- [REQUIRED WORK]: Render the items below as a Markdown table with the columns Row and Item line. Begin at the line that has "star: [404, 831, 408, 835]", stop after the line that has "bar-data-label: 1,8 Mi: [716, 761, 757, 778]", and leave out blank lines.

%%

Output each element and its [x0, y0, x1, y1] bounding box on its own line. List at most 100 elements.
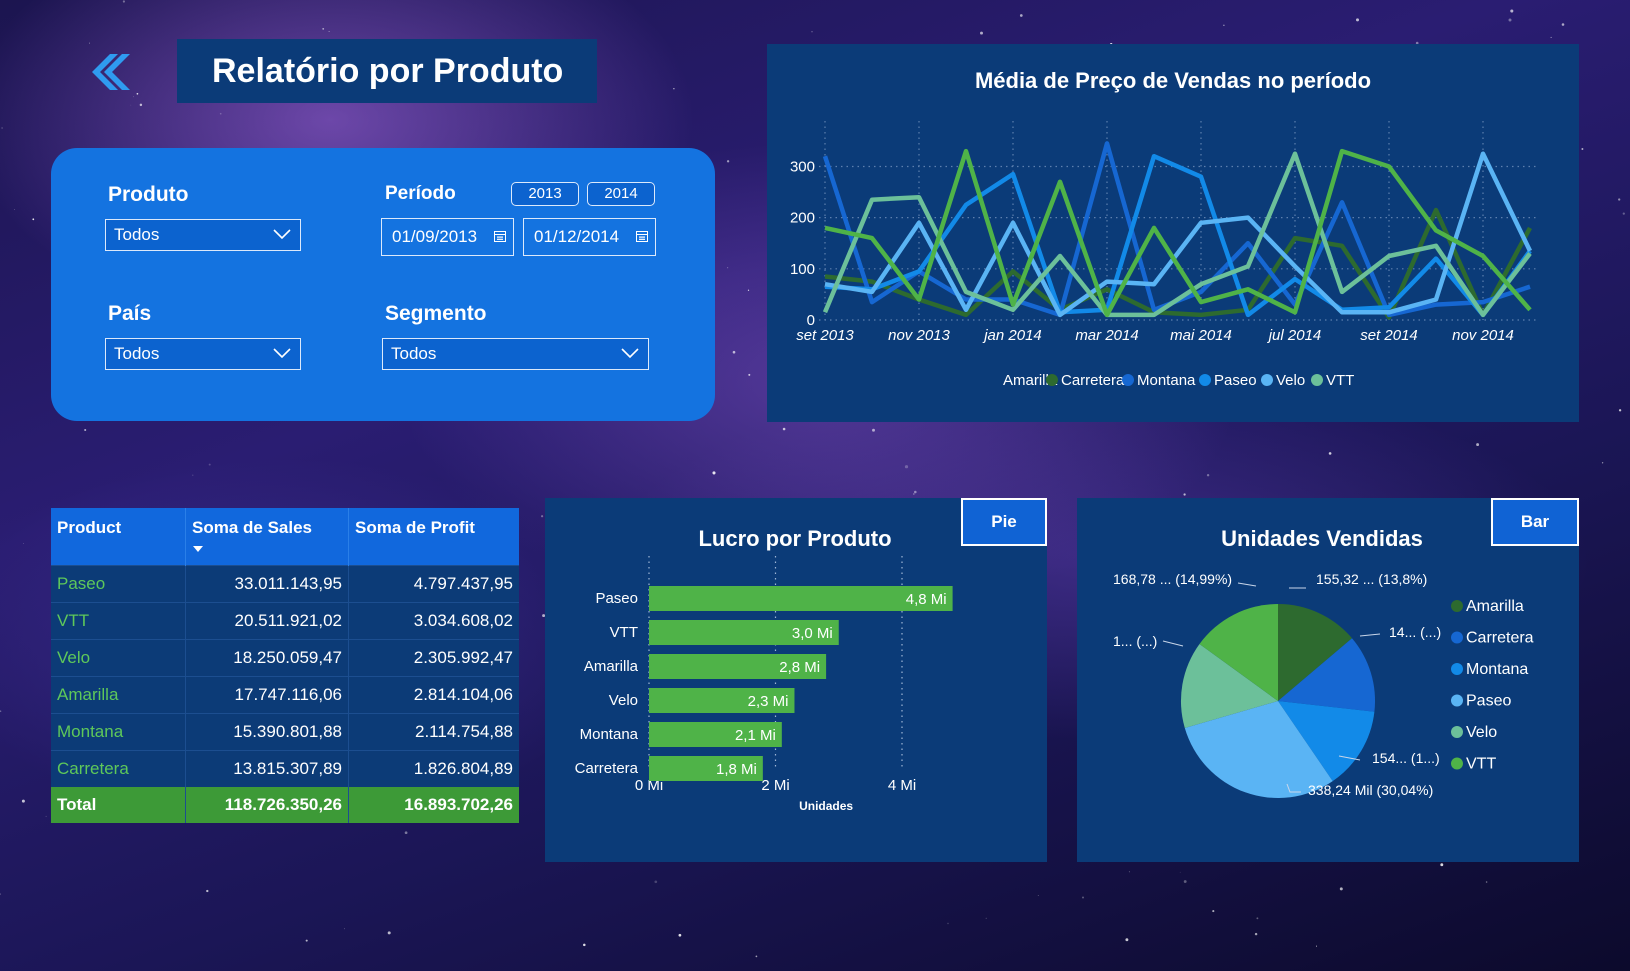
star: [404, 831, 408, 835]
profit-cell: 2.114.754,88: [348, 713, 519, 751]
profit-cell: 1.826.804,89: [348, 750, 519, 787]
star: [1328, 452, 1332, 455]
table-row[interactable]: Paseo 33.011.143,95 4.797.437,95: [51, 565, 519, 603]
produto-dropdown[interactable]: Todos: [105, 219, 301, 251]
table-row[interactable]: Velo 18.250.059,47 2.305.992,47: [51, 639, 519, 677]
star: [1622, 212, 1625, 215]
legend-label[interactable]: Amarilla: [1466, 598, 1524, 615]
bar-chart: 0 Mi 2 Mi 4 MiUnidadesPaseo 4,8 MiVTT 3,0 Mi…: [575, 556, 953, 813]
star: [904, 465, 909, 469]
legend-label[interactable]: Carretera: [1061, 372, 1125, 389]
produto-label: Produto: [108, 183, 189, 206]
product-table: Product Soma de Sales Soma de Profit Pas…: [51, 508, 519, 823]
category-label: Montana: [580, 726, 639, 743]
bar-data-label: 1,8 Mi: [716, 761, 757, 778]
series-line-carretera[interactable]: [822, 141, 1531, 318]
pie-data-label: 1... (...): [1113, 633, 1157, 649]
legend-label[interactable]: Montana: [1137, 372, 1196, 389]
star: [678, 933, 682, 937]
profit-cell: 2.814.104,06: [348, 676, 519, 714]
legend-label[interactable]: VTT: [1466, 756, 1496, 773]
star: [1254, 932, 1258, 936]
year-2013-button[interactable]: 2013: [511, 182, 579, 206]
star: [1183, 880, 1187, 883]
segmento-dropdown[interactable]: Todos: [382, 338, 649, 370]
table-total-row: Total 118.726.350,26 16.893.702,26: [51, 787, 519, 823]
product-cell: Montana: [51, 713, 186, 751]
star: [1316, 945, 1317, 947]
bar-data-label: 2,8 Mi: [779, 659, 820, 676]
star: [1183, 493, 1186, 496]
x-tick-label: nov 2013: [888, 327, 950, 344]
sort-desc-icon: [193, 546, 203, 552]
star: [45, 815, 47, 817]
star: [0, 710, 2, 713]
star: [14, 209, 16, 210]
star: [387, 931, 391, 935]
y-tick-label: 200: [790, 210, 815, 227]
sales-cell: 18.250.059,47: [185, 639, 349, 677]
profit-cell: 4.797.437,95: [348, 565, 519, 603]
product-cell: Amarilla: [51, 676, 186, 714]
page-title: Relatório por Produto: [212, 52, 564, 90]
bar-data-label: 3,0 Mi: [792, 625, 833, 642]
legend-label[interactable]: Montana: [1466, 661, 1528, 678]
col-header-sales[interactable]: Soma de Sales: [185, 508, 349, 566]
end-date-input[interactable]: 01/12/2014: [523, 218, 656, 256]
legend-label[interactable]: VTT: [1326, 372, 1354, 389]
pais-value: Todos: [114, 344, 160, 363]
legend-label[interactable]: Carretera: [1466, 630, 1534, 647]
star: [1485, 881, 1488, 883]
star: [1179, 871, 1181, 873]
calendar-icon: [636, 231, 648, 242]
category-label: Velo: [609, 692, 638, 709]
col-header-profit[interactable]: Soma de Profit: [348, 508, 519, 566]
back-arrow-icon[interactable]: [86, 50, 130, 94]
table-row[interactable]: Amarilla 17.747.116,06 2.814.104,06: [51, 676, 519, 714]
segmento-label: Segmento: [385, 302, 487, 325]
product-cell: Carretera: [51, 750, 186, 787]
legend-marker: [1261, 374, 1273, 386]
star: [133, 96, 134, 98]
star: [1339, 887, 1343, 891]
star: [726, 160, 730, 163]
star: [1128, 871, 1130, 873]
legend-marker: [1451, 694, 1463, 707]
star: [872, 428, 875, 432]
legend-label[interactable]: Paseo: [1466, 693, 1511, 710]
star: [84, 428, 87, 432]
legend-marker: [1451, 726, 1463, 738]
sales-cell: 13.815.307,89: [185, 750, 349, 787]
table-row[interactable]: Carretera 13.815.307,89 1.826.804,89: [51, 750, 519, 787]
calendar-icon: [494, 231, 506, 242]
star: [21, 799, 25, 803]
bar-chart-panel: Lucro por Produto Pie 0 Mi 2 Mi 4 Mi Unidad…: [545, 498, 1047, 862]
col-header-product[interactable]: Product: [51, 508, 186, 566]
periodo-label: Período: [385, 183, 456, 204]
legend-marker: [1199, 374, 1211, 386]
star: [1510, 9, 1514, 13]
star: [1, 127, 3, 129]
line-chart-panel: Média de Preço de Vendas no período 0 100…: [767, 44, 1579, 422]
year-2014-button[interactable]: 2014: [587, 182, 655, 206]
legend-marker: [1311, 374, 1323, 386]
segmento-value: Todos: [391, 344, 437, 363]
star: [139, 103, 143, 107]
table-row[interactable]: Montana 15.390.801,88 2.114.754,88: [51, 713, 519, 751]
pais-dropdown[interactable]: Todos: [105, 338, 301, 370]
table-row[interactable]: VTT 20.511.921,02 3.034.608,02: [51, 602, 519, 640]
star: [654, 880, 658, 884]
product-cell: VTT: [51, 602, 186, 640]
line-chart: 0100200300set 2013 nov 2013 jan 2014 mar 20…: [790, 121, 1536, 389]
star: [1356, 18, 1359, 22]
legend-label[interactable]: Velo: [1276, 372, 1305, 389]
legend-label[interactable]: Velo: [1466, 724, 1497, 741]
star: [136, 92, 139, 95]
start-date-input[interactable]: 01/09/2013: [381, 218, 514, 256]
legend-label[interactable]: Paseo: [1214, 372, 1257, 389]
page-title-box: Relatório por Produto: [177, 39, 597, 103]
pie-chart-panel: Unidades Vendidas Bar 155,32 ... (13,8%)…: [1077, 498, 1579, 862]
pie-data-label: 154... (1...): [1372, 750, 1440, 766]
leader-line: [1359, 633, 1381, 637]
x-tick-label: mai 2014: [1170, 327, 1232, 344]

%%

- [TASK RESULT]:
| Row | Item line |
|---|---|
| 1 | star: [404, 831, 408, 835] |
| 2 | profit-cell: 2.114.754,88: [348, 713, 519, 751] |
| 3 | profit-cell: 1.826.804,89: [348, 750, 519, 787] |
| 4 | star: [1328, 452, 1332, 455] |
| 5 | table-row[interactable]: Paseo 33.011.143,95 4.797.437,95: [51, 565, 519, 603] |
| 6 | produto-dropdown[interactable]: Todos: [105, 219, 301, 251] |
| 7 | table-row[interactable]: Velo 18.250.059,47 2.305.992,47: [51, 639, 519, 677] |
| 8 | star: [1622, 212, 1625, 215] |
| 9 | legend-label[interactable]: Amarilla: [1466, 598, 1524, 615] |
| 10 | bar-chart: 0 Mi 2 Mi 4 MiUnidadesPaseo 4,8 MiVTT 3,0 Mi…: [575, 556, 953, 813] |
| 11 | star: [904, 465, 909, 469] |
| 12 | legend-label[interactable]: Carretera: [1061, 372, 1125, 389] |
| 13 | produto-label: Produto: [108, 183, 189, 206] |
| 14 | product-table: Product Soma de Sales Soma de Profit Pas…: [51, 508, 519, 823] |
| 15 | category-label: Montana: [580, 726, 639, 743] |
| 16 | bar-data-label: 1,8 Mi: [716, 761, 757, 778] |